§ **Exercise directions**
The answer should consist of each line below that contains the word "door".

───── Data under study

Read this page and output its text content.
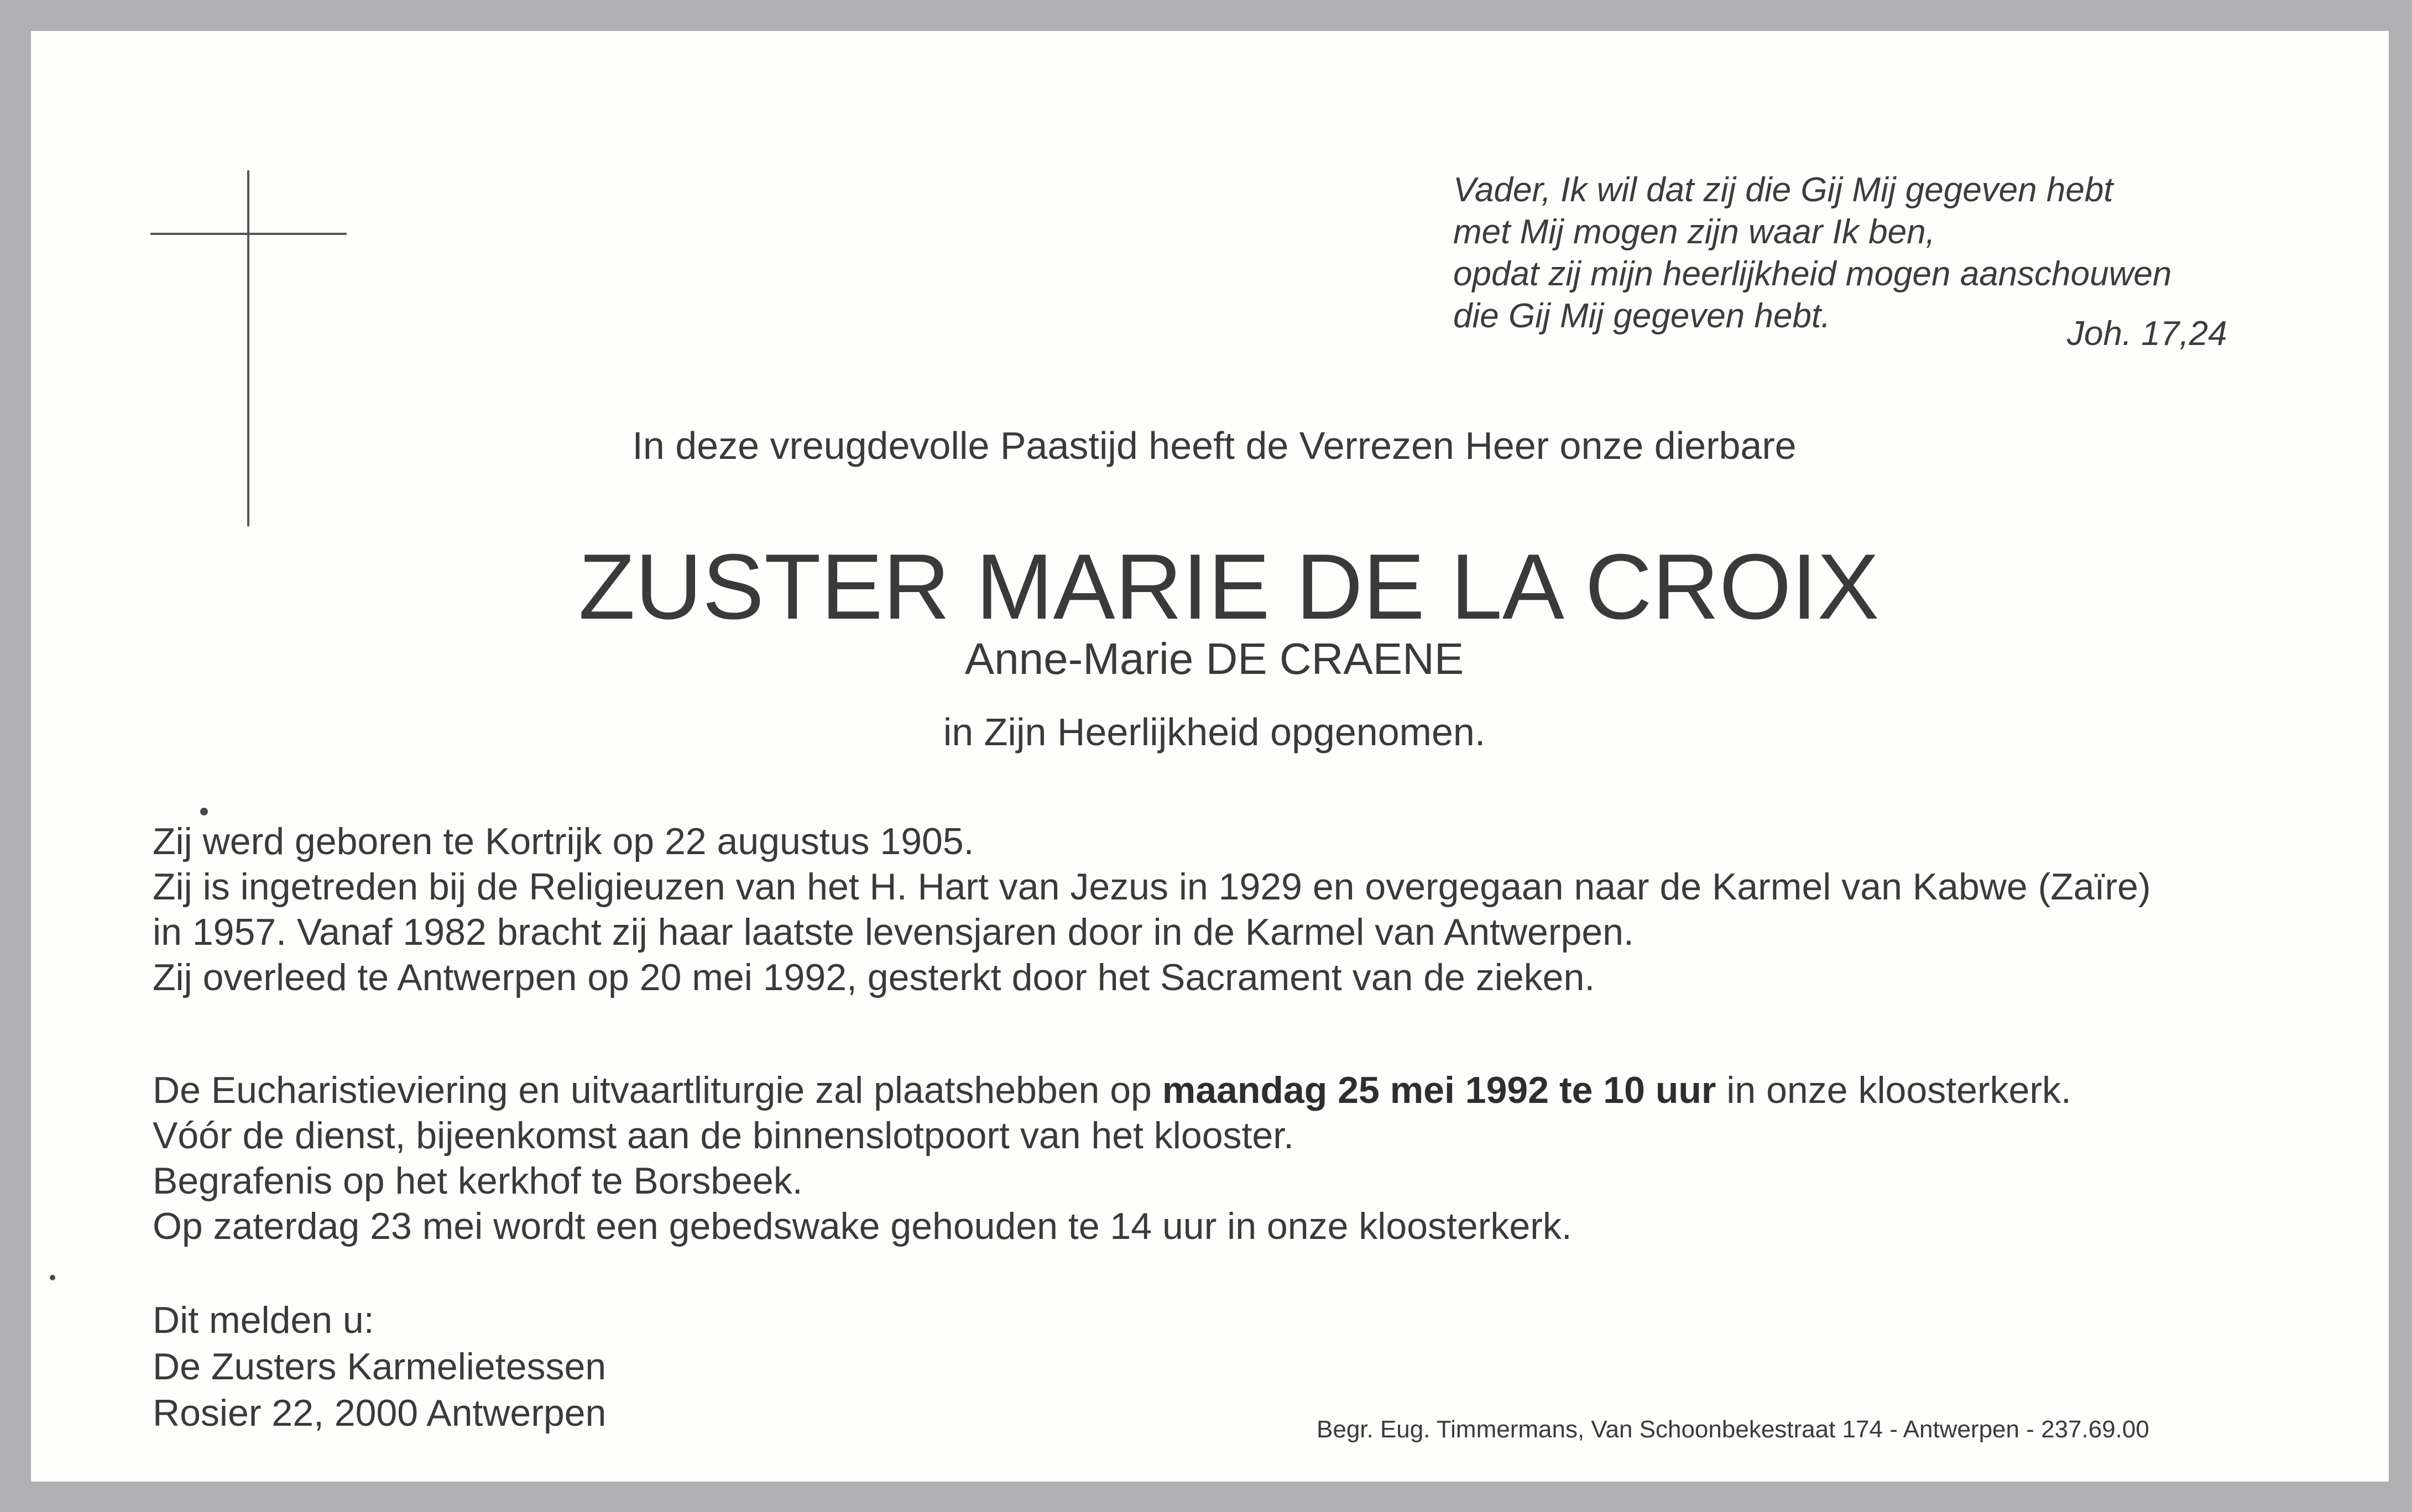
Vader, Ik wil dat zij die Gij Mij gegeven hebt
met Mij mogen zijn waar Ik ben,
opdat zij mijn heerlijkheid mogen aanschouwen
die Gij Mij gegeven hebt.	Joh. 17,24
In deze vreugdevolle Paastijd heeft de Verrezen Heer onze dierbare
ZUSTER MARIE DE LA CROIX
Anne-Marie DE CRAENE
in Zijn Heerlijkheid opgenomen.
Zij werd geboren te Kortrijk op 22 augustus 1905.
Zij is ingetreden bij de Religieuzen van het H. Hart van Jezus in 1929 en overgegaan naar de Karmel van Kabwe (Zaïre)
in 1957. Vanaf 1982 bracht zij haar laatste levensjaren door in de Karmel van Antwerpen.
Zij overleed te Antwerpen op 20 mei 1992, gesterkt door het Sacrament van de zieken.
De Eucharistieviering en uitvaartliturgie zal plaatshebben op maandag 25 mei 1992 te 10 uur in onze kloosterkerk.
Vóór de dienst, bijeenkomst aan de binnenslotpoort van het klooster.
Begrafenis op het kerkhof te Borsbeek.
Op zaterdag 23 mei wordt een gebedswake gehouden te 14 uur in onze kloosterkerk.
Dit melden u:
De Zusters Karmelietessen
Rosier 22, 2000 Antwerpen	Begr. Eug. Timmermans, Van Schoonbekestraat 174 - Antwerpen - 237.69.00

──────────
───── Data under study

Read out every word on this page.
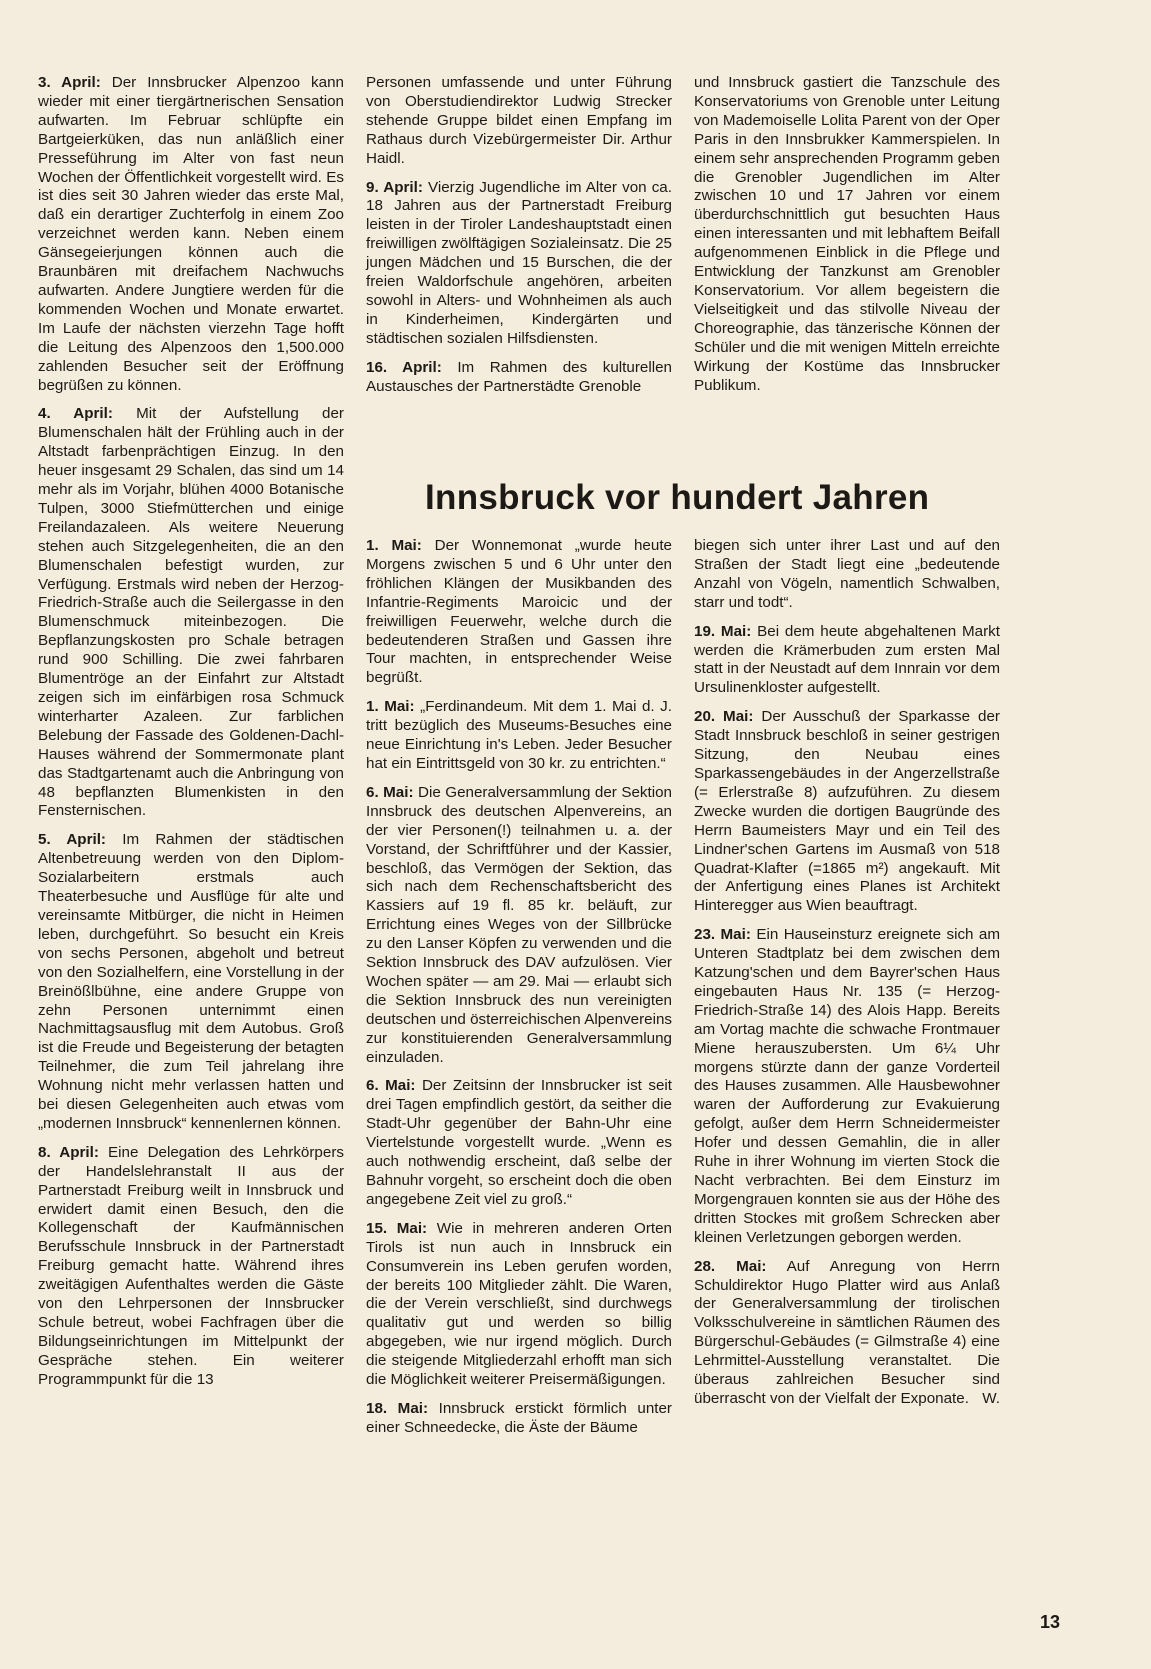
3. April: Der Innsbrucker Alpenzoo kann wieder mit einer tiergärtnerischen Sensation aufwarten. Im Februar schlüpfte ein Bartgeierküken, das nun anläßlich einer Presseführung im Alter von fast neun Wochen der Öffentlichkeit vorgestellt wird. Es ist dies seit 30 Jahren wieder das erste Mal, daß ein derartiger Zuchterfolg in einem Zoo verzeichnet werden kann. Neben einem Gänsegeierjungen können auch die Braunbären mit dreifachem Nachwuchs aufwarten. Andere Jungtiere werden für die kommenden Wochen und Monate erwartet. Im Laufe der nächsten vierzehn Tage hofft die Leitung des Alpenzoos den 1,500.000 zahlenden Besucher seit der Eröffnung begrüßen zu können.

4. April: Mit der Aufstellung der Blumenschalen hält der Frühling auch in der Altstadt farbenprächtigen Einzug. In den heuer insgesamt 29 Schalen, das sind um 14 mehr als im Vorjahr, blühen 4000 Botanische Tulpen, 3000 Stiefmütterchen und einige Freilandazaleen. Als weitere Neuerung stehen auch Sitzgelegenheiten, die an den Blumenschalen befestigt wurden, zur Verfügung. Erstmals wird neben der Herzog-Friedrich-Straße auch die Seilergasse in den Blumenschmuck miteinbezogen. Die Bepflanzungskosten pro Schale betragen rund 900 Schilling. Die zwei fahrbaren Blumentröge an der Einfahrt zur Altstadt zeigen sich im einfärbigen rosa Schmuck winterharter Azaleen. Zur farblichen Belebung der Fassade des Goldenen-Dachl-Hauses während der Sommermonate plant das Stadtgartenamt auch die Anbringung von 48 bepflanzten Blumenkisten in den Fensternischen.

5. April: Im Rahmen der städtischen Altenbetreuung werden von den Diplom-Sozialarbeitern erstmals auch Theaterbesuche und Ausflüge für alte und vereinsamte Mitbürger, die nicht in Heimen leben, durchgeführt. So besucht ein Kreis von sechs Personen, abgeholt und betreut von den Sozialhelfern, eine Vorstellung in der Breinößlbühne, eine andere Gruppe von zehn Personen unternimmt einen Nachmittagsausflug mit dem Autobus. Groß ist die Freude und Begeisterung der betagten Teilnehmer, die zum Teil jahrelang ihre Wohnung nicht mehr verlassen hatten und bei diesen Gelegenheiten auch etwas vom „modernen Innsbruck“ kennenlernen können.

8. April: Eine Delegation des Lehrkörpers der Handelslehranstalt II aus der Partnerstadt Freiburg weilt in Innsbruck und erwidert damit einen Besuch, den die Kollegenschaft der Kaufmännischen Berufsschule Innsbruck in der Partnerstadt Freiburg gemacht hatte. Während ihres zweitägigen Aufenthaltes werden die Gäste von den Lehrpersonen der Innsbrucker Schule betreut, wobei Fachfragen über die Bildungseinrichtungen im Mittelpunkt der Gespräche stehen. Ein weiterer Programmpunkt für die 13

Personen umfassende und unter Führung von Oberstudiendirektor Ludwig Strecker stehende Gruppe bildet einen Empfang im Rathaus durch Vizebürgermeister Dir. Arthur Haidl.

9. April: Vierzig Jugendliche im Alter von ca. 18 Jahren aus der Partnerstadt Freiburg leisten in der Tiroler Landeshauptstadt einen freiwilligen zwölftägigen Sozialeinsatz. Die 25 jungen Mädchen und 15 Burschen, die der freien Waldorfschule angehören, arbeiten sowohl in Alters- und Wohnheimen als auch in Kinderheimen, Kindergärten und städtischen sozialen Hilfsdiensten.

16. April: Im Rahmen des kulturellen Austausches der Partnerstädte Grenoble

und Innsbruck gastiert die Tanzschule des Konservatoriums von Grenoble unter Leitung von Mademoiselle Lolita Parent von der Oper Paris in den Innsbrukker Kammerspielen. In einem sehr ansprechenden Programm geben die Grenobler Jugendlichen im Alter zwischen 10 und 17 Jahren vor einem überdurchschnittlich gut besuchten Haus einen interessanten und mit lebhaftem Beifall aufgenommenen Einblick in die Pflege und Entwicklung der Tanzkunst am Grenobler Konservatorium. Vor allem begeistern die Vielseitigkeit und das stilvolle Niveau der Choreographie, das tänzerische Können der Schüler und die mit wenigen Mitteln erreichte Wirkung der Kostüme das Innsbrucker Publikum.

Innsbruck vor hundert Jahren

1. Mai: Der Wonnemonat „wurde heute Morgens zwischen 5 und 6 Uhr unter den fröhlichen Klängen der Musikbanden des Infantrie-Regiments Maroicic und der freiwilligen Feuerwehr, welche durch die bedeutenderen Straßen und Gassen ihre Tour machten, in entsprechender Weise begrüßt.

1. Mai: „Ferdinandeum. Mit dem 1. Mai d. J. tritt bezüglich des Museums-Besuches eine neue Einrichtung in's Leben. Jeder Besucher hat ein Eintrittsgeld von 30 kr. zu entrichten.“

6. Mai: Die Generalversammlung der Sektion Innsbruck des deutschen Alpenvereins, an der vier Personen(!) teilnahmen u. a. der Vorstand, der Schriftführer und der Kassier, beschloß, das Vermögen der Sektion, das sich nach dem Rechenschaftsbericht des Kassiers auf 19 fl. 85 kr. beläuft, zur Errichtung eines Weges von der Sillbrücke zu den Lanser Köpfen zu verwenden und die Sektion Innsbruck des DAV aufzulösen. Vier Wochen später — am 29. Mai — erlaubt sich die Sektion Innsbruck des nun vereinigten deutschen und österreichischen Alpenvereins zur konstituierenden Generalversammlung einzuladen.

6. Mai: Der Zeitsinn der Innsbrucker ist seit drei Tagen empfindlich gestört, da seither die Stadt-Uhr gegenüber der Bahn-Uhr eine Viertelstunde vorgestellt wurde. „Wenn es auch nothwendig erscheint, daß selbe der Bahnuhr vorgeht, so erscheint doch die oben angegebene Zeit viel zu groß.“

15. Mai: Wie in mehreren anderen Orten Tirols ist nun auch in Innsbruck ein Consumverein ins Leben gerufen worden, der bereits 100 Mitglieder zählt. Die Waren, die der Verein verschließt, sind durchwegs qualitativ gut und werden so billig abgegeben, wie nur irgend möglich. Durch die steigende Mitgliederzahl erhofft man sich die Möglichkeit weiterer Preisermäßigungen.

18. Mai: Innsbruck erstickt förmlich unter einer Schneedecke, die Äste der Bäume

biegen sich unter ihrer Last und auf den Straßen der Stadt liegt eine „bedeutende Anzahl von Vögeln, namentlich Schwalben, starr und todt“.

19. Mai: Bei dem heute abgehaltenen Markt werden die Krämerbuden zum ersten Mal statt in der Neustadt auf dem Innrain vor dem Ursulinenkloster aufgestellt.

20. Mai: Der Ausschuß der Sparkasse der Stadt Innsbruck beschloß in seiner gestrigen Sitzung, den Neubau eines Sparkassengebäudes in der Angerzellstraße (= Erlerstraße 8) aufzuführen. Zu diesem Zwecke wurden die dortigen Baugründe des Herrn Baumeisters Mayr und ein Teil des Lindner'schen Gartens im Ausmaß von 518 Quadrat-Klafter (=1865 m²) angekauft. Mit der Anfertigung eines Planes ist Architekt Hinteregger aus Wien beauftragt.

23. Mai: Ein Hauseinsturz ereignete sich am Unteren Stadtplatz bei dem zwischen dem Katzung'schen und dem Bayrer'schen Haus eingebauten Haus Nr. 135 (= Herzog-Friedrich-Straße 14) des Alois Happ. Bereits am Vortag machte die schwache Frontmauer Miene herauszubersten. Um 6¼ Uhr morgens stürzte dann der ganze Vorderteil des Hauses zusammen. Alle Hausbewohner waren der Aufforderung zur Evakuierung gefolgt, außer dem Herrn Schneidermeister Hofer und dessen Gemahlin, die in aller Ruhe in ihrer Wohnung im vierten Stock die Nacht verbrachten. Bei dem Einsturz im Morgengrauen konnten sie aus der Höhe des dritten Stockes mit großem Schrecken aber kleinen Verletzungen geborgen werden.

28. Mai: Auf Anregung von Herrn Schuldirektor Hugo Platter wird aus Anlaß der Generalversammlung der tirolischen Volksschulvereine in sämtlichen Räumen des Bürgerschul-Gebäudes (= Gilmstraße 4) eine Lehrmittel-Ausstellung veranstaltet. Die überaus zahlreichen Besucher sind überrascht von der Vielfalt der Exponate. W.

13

──────────

§ **The completed task**
in 1957. Vanaf 1982 bracht zij haar laatste levensjaren door in de Karmel van Antwerpen.
Zij overleed te Antwerpen op 20 mei 1992, gesterkt door het Sacrament van de zieken.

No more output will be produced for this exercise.